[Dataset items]

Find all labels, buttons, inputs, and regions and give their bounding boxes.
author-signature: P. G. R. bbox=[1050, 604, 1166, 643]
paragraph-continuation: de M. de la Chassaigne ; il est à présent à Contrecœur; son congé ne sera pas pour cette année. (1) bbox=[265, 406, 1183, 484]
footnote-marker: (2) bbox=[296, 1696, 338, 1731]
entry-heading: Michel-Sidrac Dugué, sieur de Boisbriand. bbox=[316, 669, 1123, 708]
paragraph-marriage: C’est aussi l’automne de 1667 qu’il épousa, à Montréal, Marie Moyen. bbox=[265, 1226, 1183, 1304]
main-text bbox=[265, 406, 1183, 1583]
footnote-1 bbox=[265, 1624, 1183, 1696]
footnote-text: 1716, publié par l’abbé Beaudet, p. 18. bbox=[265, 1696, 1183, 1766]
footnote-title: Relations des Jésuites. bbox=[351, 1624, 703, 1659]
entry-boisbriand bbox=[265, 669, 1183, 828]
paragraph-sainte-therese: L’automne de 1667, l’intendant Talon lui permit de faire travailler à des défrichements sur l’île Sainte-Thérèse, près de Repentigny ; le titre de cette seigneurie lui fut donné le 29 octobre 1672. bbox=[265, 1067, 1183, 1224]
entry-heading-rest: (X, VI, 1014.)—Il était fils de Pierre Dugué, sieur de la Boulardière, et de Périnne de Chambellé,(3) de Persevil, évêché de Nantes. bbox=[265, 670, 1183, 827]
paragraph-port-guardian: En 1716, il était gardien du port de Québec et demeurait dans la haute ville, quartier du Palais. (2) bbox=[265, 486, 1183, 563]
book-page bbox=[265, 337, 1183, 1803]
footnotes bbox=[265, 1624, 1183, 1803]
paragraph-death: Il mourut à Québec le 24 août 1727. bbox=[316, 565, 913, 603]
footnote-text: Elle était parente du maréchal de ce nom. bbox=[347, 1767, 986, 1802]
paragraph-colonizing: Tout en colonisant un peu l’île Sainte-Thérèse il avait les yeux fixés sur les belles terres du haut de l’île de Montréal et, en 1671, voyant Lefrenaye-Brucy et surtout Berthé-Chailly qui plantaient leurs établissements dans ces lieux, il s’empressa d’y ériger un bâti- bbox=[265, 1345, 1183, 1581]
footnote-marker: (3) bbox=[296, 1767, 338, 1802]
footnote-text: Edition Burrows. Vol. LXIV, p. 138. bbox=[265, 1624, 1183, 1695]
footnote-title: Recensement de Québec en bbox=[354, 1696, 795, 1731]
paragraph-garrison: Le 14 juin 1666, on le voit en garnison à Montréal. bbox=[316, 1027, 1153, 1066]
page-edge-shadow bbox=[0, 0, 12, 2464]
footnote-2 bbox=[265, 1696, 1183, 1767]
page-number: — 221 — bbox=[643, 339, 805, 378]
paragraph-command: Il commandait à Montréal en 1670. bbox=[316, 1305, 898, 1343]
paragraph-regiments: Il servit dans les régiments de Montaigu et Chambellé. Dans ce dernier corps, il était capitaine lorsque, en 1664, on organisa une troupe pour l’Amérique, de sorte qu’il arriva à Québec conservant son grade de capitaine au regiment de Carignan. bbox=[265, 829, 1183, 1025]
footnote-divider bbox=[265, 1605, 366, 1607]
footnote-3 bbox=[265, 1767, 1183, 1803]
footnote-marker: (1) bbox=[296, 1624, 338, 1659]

* [REQUIRED TASK]: Please reproduce the material above verbatim, from its first line down to and including the line containing "footnote-text: 1716, publié", and nothing beyond it.

* [SOLUTION TO THIS EXERCISE]:
Find all labels, buttons, inputs, and regions and give their bounding boxes.
author-signature: P. G. R. bbox=[1050, 604, 1166, 643]
paragraph-continuation: de M. de la Chassaigne ; il est à présent à Contrecœur; son congé ne sera pas pour cette année. (1) bbox=[265, 406, 1183, 484]
footnote-marker: (2) bbox=[296, 1696, 338, 1731]
entry-heading: Michel-Sidrac Dugué, sieur de Boisbriand. bbox=[316, 669, 1123, 708]
paragraph-marriage: C’est aussi l’automne de 1667 qu’il épousa, à Montréal, Marie Moyen. bbox=[265, 1226, 1183, 1304]
main-text bbox=[265, 406, 1183, 1583]
footnote-1 bbox=[265, 1624, 1183, 1696]
footnote-text: 1716, publié par l’abbé Beaudet, p. 18. bbox=[265, 1696, 1183, 1766]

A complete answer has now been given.